Task prompt: Output all of the data below exactly as given.

[Stored records]
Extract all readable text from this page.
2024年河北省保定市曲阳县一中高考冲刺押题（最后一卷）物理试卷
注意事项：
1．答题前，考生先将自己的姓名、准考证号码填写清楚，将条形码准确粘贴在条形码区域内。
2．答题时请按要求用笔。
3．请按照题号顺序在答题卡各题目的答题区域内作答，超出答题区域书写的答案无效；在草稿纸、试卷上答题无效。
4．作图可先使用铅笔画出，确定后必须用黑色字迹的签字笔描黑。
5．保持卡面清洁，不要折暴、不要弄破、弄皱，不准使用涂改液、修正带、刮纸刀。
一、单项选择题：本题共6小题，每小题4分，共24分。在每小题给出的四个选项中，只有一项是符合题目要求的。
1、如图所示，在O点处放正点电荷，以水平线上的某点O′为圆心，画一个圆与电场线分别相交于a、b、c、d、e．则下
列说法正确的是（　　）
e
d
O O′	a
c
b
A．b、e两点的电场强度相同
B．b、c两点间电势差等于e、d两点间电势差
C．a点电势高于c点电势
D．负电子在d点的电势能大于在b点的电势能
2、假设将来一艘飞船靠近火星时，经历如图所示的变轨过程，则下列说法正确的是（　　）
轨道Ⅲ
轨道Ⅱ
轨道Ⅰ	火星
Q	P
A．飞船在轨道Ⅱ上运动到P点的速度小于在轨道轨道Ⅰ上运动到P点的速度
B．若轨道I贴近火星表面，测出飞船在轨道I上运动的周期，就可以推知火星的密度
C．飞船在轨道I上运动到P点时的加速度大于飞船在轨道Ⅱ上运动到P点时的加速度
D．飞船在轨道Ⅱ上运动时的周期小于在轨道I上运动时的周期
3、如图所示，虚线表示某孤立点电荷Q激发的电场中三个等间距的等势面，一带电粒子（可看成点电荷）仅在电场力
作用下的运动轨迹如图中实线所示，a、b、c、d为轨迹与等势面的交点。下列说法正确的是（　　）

Solved problem:
Extract all readable text from this page.
2024年河北省保定市曲阳县一中高考冲刺押题（最后一卷）物理试卷
注意事项：
1．答题前，考生先将自己的姓名、准考证号码填写清楚，将条形码准确粘贴在条形码区域内。
2．答题时请按要求用笔。
3．请按照题号顺序在答题卡各题目的答题区域内作答，超出答题区域书写的答案无效；在草稿纸、试卷上答题无效。
4．作图可先使用铅笔画出，确定后必须用黑色字迹的签字笔描黑。
5．保持卡面清洁，不要折暴、不要弄破、弄皱，不准使用涂改液、修正带、刮纸刀。
一、单项选择题：本题共6小题，每小题4分，共24分。在每小题给出的四个选项中，只有一项是符合题目要求的。
1、如图所示，在O点处放正点电荷，以水平线上的某点O′为圆心，画一个圆与电场线分别相交于a、b、c、d、e．则下
列说法正确的是（　　）
e
d
O O′	a
c
b
A．b、e两点的电场强度相同
B．b、c两点间电势差等于e、d两点间电势差
C．a点电势高于c点电势
D．负电子在d点的电势能大于在b点的电势能
2、假设将来一艘飞船靠近火星时，经历如图所示的变轨过程，则下列说法正确的是（　　）
轨道Ⅲ
轨道Ⅱ
轨道Ⅰ	火星
Q	P
A．飞船在轨道Ⅱ上运动到P点的速度小于在轨道轨道Ⅰ上运动到P点的速度
B．若轨道I贴近火星表面，测出飞船在轨道I上运动的周期，就可以推知火星的密度
C．飞船在轨道I上运动到P点时的加速度大于飞船在轨道Ⅱ上运动到P点时的加速度
D．飞船在轨道Ⅱ上运动时的周期小于在轨道I上运动时的周期
3、如图所示，虚线表示某孤立点电荷Q激发的电场中三个等间距的等势面，一带电粒子（可看成点电荷）仅在电场力
作用下的运动轨迹如图中实线所示，a、b、c、d为轨迹与等势面的交点。下列说法正确的是（　　）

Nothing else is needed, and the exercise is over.